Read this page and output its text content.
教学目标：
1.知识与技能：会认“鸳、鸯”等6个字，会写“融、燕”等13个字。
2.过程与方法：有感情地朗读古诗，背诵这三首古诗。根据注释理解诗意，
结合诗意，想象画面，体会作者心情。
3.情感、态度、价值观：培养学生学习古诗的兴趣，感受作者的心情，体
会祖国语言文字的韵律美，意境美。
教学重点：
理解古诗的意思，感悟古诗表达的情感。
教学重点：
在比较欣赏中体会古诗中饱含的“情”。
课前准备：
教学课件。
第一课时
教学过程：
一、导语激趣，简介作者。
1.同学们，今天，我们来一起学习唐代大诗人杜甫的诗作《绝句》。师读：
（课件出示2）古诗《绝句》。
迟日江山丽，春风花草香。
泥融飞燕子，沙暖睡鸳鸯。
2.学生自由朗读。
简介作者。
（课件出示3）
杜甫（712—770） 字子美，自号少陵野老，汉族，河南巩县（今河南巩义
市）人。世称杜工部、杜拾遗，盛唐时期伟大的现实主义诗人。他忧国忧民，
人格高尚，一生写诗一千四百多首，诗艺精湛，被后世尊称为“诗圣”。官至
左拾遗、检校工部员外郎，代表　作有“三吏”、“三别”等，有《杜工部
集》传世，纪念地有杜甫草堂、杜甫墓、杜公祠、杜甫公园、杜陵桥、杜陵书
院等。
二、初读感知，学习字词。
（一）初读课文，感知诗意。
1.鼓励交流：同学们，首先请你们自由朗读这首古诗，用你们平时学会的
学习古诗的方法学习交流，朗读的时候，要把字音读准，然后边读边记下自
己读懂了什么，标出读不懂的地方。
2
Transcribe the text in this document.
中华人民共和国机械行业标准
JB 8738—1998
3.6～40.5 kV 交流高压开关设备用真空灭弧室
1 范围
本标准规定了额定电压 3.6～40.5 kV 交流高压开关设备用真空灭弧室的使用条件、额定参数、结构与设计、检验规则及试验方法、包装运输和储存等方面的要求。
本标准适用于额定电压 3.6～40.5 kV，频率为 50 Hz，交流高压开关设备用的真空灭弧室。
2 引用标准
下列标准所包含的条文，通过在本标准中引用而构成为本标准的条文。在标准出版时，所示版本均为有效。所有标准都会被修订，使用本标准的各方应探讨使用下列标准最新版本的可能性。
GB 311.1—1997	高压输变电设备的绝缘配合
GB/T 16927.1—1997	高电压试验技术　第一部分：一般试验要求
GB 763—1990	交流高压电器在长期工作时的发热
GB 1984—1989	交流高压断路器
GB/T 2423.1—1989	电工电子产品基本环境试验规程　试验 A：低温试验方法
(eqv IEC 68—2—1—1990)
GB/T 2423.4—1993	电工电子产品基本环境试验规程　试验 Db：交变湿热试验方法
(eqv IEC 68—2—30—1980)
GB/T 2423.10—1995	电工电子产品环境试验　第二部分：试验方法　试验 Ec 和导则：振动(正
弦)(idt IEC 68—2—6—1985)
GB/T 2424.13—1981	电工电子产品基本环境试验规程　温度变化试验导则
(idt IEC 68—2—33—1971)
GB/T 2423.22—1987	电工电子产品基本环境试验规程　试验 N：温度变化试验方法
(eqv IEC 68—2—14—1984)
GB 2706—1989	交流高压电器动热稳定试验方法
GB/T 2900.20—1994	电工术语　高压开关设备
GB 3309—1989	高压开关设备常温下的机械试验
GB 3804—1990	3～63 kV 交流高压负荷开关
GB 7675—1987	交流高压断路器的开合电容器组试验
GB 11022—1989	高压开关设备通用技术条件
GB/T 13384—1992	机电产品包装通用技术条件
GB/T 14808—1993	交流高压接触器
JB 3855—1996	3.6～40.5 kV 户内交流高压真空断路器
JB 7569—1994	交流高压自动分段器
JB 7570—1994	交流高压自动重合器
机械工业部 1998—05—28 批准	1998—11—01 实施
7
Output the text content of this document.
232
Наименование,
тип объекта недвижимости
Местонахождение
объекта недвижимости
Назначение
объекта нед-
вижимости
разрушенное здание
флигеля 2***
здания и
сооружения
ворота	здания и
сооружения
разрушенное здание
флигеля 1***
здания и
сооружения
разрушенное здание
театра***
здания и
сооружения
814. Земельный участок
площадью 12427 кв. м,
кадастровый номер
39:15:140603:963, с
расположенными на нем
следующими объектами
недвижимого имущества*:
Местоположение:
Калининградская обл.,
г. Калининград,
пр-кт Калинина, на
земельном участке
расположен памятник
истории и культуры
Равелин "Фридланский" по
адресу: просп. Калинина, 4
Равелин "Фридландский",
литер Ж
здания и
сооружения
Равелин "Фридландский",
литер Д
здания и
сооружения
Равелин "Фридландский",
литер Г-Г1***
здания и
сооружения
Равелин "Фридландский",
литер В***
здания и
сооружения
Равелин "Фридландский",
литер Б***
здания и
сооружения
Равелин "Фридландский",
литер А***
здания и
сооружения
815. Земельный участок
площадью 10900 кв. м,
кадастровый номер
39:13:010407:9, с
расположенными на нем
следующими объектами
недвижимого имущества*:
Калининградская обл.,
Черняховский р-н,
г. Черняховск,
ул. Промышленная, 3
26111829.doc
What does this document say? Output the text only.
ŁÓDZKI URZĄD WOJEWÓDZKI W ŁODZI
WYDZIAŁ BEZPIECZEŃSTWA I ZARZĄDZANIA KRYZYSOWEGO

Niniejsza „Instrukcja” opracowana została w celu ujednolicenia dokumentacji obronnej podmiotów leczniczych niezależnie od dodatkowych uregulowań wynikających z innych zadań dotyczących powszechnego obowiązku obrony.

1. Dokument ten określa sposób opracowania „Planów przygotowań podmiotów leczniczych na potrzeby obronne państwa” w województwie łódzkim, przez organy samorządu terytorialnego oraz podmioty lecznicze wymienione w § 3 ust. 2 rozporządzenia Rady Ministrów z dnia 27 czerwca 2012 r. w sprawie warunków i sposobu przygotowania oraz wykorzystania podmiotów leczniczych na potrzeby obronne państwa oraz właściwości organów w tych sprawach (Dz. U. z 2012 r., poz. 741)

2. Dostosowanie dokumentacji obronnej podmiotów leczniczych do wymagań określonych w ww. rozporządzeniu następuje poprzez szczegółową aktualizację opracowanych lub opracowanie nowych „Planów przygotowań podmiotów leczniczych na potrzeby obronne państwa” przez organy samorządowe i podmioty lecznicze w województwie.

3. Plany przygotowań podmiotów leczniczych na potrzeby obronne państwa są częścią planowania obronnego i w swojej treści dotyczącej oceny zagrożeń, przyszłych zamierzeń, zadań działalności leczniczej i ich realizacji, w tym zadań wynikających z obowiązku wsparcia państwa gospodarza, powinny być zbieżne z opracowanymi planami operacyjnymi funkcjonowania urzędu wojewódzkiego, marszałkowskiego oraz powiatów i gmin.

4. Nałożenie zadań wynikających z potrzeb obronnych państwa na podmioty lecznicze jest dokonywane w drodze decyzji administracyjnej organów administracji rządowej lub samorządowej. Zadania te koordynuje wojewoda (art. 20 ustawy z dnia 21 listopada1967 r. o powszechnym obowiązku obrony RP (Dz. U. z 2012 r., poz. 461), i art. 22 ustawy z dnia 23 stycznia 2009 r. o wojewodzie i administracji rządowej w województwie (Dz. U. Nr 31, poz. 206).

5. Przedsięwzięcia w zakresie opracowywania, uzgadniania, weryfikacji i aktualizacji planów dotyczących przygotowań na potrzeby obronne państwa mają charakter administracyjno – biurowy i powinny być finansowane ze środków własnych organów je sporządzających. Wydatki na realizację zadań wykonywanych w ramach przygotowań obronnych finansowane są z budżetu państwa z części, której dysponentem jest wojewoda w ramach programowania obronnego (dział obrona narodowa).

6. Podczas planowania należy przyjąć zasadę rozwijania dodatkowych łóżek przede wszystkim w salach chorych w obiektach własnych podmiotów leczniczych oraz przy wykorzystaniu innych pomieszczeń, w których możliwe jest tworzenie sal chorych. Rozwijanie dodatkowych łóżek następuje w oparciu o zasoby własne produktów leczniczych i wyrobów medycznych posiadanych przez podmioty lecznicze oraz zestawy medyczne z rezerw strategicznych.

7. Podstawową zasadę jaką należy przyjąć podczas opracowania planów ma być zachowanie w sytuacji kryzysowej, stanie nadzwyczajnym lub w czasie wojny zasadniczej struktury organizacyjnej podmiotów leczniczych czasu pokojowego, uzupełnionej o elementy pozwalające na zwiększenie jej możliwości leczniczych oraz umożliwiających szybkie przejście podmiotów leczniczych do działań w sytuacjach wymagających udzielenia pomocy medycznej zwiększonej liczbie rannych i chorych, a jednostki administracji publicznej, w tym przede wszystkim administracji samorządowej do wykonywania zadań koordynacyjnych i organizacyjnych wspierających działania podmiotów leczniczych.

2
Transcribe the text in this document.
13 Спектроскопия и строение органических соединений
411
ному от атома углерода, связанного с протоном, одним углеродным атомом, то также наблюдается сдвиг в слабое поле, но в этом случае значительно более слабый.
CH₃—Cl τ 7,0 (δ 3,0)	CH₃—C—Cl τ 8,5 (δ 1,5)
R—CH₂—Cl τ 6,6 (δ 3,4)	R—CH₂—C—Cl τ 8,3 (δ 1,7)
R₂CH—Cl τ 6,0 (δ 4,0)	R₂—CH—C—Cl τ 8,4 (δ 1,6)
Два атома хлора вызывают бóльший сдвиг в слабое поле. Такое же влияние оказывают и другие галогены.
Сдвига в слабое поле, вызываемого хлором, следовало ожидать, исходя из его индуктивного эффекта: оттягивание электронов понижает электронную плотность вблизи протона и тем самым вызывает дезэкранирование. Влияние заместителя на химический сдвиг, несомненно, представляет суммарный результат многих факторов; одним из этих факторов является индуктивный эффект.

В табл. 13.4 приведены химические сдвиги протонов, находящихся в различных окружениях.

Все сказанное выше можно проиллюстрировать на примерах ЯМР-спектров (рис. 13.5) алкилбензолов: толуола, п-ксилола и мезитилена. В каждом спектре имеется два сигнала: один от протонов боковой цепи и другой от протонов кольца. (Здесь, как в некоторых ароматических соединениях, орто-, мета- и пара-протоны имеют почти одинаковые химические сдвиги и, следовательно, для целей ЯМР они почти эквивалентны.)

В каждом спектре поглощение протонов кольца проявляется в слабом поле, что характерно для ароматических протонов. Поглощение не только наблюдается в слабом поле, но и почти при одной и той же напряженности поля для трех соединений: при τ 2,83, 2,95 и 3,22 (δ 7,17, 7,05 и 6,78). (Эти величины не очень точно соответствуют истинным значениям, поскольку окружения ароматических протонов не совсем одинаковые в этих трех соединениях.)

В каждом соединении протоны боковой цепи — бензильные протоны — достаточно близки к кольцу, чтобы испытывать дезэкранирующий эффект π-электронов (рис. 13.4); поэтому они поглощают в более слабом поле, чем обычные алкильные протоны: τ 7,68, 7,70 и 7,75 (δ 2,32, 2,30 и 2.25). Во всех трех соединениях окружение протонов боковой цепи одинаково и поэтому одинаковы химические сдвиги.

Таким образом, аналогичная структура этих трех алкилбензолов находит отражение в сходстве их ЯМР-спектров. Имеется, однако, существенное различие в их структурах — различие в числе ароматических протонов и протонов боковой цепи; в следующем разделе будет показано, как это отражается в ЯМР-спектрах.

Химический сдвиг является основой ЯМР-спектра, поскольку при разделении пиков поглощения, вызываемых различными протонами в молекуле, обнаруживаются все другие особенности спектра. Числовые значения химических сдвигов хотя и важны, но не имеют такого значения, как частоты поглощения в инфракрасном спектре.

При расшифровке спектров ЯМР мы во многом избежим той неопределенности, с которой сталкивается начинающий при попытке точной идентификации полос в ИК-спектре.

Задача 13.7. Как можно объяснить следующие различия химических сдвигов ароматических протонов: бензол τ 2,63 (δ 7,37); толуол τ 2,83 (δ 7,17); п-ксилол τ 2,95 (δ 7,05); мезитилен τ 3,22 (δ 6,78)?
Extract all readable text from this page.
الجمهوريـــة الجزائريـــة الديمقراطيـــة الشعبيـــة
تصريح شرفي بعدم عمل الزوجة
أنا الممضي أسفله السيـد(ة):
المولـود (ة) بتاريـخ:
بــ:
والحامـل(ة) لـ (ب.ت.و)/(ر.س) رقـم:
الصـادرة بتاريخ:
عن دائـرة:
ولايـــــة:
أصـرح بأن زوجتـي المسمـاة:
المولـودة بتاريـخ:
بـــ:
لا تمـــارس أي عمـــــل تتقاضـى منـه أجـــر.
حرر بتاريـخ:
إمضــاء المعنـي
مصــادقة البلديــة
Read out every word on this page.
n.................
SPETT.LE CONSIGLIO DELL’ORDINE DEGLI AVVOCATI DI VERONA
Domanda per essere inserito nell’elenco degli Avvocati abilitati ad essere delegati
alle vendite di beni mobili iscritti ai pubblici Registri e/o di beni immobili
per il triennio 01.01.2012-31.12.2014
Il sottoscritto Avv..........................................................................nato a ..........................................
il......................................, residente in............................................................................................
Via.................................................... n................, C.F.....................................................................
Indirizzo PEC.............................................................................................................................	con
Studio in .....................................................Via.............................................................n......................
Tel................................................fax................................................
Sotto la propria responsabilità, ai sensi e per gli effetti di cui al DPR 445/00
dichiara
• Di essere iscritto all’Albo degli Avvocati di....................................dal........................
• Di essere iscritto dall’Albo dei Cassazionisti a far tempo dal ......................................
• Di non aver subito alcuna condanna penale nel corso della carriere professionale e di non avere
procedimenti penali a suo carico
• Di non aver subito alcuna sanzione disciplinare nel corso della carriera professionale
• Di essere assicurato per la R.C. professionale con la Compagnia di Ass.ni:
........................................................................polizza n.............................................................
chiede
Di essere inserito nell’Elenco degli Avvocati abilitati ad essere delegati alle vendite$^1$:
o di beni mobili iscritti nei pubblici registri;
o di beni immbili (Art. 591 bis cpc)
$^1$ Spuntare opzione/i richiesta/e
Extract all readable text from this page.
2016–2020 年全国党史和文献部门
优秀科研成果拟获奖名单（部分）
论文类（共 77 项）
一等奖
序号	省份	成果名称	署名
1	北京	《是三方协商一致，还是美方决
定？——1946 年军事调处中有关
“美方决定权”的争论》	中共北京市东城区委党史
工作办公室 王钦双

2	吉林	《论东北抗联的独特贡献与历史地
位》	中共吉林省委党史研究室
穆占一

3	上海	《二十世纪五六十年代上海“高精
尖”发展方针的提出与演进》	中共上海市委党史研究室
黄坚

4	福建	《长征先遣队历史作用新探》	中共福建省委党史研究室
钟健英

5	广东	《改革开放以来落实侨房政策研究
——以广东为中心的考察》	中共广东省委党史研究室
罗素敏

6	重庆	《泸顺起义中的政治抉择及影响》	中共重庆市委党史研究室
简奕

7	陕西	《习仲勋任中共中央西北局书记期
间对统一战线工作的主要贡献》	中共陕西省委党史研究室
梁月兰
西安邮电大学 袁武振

## Request
Which lines hold the word "dodatkowych"? Copy each of them from the records.

## Result of the task
Niniejsza „Instrukcja” opracowana została w celu ujednolicenia dokumentacji obronnej podmiotów leczniczych niezależnie od dodatkowych uregulowań wynikających z innych zadań dotyczących powszechnego obowiązku obrony.
6. Podczas planowania należy przyjąć zasadę rozwijania dodatkowych łóżek przede wszystkim w salach chorych w obiektach własnych podmiotów leczniczych oraz przy wykorzystaniu innych pomieszczeń, w których możliwe jest tworzenie sal chorych. Rozwijanie dodatkowych łóżek następuje w oparciu o zasoby własne produktów leczniczych i wyrobów medycznych posiadanych przez podmioty lecznicze oraz zestawy medyczne z rezerw strategicznych.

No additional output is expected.